#### RAW DATA

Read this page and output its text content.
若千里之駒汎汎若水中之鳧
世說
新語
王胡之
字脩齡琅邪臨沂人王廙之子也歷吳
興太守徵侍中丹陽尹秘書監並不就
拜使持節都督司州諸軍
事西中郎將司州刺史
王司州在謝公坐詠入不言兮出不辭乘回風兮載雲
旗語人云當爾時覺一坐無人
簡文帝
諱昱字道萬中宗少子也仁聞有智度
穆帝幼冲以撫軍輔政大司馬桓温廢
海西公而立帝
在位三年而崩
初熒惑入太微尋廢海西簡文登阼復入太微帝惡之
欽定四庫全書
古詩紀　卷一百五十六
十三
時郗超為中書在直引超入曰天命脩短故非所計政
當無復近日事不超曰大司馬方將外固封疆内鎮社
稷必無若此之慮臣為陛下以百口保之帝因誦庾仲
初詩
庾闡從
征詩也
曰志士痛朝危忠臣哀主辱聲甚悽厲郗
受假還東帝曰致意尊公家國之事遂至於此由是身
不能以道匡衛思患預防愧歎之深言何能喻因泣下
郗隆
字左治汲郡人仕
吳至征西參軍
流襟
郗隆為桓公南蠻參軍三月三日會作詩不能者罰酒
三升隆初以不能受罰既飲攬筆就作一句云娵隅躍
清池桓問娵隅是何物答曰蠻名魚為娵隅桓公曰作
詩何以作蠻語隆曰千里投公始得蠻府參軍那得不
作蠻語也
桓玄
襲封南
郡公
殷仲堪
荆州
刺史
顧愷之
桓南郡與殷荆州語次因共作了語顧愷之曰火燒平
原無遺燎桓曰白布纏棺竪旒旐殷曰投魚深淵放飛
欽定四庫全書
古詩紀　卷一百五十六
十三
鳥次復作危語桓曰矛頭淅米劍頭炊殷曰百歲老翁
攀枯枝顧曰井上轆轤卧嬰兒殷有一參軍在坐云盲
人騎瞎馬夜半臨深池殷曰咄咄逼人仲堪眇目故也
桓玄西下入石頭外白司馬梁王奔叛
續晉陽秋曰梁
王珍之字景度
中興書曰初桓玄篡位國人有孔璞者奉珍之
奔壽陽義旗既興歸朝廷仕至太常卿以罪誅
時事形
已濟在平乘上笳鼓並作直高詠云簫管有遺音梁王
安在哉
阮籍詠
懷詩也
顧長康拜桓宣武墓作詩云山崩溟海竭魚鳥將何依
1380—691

########
#### RAW DATA

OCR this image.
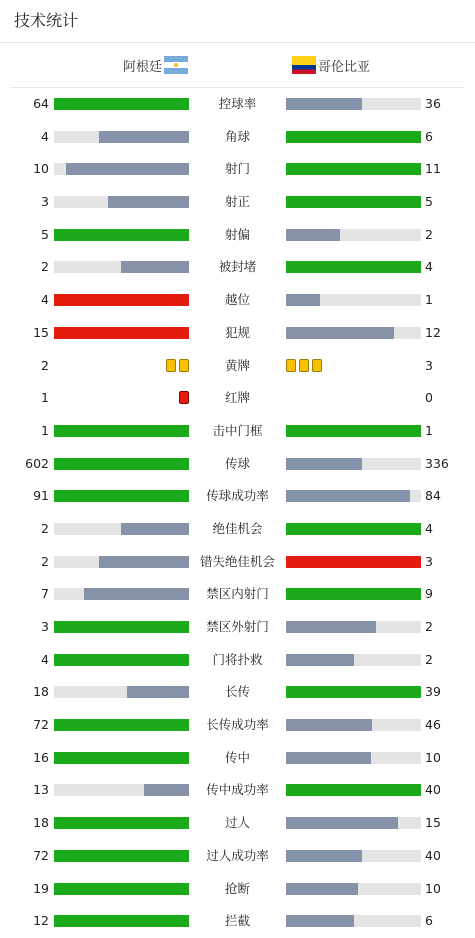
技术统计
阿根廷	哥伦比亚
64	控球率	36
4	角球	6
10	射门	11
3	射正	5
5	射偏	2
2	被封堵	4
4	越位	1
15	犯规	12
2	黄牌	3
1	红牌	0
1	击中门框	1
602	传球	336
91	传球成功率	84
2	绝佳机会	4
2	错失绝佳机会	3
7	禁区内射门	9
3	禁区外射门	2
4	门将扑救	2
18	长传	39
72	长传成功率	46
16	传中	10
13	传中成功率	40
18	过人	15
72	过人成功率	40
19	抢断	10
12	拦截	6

########
#### RAW DATA

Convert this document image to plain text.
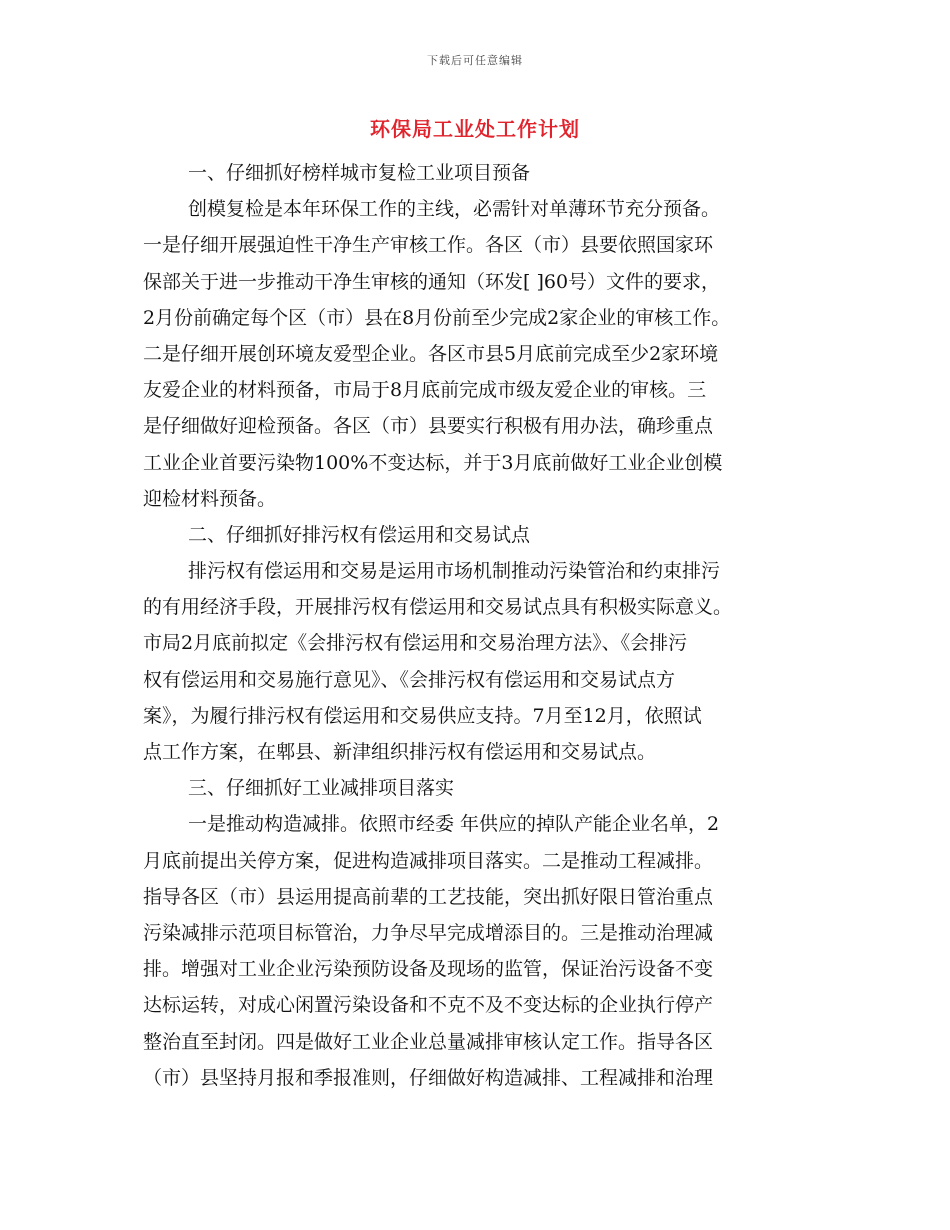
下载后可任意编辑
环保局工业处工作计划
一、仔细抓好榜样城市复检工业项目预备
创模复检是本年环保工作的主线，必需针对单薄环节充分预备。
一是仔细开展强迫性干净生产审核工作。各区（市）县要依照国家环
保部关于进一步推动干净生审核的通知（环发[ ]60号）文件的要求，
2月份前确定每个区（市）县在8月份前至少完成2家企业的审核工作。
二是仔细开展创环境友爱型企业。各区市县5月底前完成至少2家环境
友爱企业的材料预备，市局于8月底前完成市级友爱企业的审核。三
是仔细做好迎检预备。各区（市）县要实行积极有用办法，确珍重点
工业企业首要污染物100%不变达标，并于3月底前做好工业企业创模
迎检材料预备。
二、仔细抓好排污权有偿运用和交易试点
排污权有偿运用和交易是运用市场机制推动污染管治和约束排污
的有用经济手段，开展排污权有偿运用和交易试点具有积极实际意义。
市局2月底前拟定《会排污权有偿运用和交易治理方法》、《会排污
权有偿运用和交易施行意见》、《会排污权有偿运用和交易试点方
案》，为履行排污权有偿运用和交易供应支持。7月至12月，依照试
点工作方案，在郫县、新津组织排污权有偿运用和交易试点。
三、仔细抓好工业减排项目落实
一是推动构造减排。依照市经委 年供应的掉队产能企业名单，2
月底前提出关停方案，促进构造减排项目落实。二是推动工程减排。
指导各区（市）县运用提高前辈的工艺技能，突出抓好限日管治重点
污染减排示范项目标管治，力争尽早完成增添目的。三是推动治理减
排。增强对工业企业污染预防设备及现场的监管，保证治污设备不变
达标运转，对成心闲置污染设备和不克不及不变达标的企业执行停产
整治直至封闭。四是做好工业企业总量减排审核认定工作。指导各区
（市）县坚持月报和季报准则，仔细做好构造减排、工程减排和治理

########

PROBLEM DESCRIPTION » Scan the listing above and identify each line holding the string "this"; copy every such line.

THE ANSWER »
Read this page and output its text content.
OCR this image.
Convert this document image to plain text.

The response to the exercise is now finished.